● SUPPLIED MATERIAL
============

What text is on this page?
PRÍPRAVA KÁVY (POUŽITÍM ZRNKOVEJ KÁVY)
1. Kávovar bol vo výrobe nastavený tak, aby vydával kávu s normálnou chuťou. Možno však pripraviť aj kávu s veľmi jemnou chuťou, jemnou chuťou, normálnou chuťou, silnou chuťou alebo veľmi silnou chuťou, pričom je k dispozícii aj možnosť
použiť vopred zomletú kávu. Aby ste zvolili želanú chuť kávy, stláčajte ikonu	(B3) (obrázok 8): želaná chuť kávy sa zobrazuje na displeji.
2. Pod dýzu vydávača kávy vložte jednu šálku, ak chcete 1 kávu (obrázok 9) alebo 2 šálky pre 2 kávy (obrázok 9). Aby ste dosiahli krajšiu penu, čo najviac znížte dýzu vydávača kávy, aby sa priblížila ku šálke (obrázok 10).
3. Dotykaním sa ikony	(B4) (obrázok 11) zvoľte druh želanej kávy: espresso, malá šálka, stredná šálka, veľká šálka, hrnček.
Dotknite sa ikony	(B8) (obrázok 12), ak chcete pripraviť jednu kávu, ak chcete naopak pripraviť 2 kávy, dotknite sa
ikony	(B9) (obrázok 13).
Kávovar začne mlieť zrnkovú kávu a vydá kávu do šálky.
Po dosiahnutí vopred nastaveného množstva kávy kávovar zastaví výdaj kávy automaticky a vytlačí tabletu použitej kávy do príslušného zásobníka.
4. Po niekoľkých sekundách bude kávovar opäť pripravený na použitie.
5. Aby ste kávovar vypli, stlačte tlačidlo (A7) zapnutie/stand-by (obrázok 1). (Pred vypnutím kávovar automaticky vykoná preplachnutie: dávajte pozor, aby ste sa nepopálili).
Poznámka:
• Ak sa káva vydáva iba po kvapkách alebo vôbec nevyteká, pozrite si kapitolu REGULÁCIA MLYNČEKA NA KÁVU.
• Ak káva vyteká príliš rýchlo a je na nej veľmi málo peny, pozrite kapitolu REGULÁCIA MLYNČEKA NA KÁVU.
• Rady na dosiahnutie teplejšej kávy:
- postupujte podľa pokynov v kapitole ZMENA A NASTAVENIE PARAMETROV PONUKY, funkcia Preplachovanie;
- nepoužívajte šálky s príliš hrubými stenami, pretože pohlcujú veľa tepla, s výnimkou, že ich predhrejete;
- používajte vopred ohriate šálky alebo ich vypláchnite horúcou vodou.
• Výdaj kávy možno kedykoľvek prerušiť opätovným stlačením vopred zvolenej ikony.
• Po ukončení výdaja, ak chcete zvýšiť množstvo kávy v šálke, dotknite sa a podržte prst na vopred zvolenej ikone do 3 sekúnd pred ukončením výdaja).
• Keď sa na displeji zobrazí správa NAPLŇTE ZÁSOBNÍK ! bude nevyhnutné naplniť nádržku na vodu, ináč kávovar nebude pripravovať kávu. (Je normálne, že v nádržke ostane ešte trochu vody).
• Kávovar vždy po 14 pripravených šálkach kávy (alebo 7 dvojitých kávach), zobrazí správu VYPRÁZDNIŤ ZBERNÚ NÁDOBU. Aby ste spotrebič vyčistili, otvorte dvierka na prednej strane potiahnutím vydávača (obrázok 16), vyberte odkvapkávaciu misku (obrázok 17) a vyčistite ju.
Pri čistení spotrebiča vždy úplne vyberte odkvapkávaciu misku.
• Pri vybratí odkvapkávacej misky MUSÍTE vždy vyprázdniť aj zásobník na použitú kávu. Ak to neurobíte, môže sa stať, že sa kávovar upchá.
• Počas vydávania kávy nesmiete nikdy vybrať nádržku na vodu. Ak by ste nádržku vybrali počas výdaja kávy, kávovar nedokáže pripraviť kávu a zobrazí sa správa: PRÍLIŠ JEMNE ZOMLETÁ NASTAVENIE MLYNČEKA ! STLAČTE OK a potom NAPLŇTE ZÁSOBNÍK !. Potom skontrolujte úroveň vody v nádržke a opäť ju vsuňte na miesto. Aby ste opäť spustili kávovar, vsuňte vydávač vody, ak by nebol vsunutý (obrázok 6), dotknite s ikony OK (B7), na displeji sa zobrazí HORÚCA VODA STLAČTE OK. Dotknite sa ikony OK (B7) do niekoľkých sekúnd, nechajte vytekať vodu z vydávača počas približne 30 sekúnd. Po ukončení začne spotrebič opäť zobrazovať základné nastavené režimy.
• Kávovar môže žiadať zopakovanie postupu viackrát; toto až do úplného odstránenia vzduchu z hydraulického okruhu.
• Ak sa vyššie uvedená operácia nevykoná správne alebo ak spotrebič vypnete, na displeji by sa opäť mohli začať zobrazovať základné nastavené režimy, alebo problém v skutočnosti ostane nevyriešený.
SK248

============

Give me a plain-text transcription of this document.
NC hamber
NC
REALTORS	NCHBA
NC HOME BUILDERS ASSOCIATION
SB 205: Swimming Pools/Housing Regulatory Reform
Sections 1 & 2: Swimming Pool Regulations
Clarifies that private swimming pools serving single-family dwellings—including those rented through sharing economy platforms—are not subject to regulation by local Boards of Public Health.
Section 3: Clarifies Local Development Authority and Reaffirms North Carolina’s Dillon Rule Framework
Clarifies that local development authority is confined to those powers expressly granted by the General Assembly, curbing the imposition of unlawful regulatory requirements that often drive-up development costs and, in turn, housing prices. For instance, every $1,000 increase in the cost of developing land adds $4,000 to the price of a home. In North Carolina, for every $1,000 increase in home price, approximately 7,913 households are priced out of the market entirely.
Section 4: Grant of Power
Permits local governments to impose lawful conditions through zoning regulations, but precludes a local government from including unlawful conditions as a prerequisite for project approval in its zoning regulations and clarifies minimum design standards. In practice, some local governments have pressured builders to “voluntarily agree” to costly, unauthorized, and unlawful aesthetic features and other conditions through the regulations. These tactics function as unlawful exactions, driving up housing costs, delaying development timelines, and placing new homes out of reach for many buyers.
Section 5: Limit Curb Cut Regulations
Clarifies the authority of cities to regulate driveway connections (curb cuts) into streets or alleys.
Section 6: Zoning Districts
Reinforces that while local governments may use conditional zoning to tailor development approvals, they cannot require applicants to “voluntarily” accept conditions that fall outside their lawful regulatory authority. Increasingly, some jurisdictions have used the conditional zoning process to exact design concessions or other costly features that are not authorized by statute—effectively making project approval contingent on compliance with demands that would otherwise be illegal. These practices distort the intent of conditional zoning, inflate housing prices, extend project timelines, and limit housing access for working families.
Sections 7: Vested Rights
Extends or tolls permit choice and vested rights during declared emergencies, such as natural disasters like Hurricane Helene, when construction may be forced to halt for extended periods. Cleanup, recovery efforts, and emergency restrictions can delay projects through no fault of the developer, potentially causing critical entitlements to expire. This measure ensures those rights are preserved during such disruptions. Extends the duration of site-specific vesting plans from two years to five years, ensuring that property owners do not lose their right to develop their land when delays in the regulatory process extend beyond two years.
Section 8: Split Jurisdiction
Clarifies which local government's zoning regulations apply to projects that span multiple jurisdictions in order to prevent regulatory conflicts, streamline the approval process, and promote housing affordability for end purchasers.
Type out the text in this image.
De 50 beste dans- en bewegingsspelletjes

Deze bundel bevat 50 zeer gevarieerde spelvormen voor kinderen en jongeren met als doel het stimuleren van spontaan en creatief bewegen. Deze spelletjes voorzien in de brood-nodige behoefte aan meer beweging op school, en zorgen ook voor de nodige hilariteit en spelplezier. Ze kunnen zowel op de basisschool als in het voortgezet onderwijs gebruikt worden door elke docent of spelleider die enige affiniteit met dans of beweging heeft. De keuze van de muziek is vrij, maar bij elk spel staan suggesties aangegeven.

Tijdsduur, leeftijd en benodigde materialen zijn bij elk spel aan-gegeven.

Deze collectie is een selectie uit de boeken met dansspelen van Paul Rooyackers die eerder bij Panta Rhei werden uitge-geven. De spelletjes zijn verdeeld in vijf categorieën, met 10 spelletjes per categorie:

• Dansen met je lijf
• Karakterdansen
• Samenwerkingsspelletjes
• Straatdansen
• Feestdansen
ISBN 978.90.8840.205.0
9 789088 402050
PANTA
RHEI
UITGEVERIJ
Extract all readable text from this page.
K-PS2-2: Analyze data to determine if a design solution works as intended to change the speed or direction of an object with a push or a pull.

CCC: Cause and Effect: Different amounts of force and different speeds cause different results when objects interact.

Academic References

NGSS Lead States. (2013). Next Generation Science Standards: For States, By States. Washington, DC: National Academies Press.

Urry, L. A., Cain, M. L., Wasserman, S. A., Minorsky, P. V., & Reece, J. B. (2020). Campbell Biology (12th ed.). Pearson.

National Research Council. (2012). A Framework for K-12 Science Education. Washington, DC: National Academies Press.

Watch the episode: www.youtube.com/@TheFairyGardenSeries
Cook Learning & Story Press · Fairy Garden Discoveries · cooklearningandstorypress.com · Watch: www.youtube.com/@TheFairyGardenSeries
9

============

Copy out every line of the listing that includes the string "odkvapkávaciu".

• Kávovar vždy po 14 pripravených šálkach kávy (alebo 7 dvojitých kávach), zobrazí správu VYPRÁZDNIŤ ZBERNÚ NÁDOBU. Aby ste spotrebič vyčistili, otvorte dvierka na prednej strane potiahnutím vydávača (obrázok 16), vyberte odkvapkávaciu misku (obrázok 17) a vyčistite ju.
Pri čistení spotrebiča vždy úplne vyberte odkvapkávaciu misku.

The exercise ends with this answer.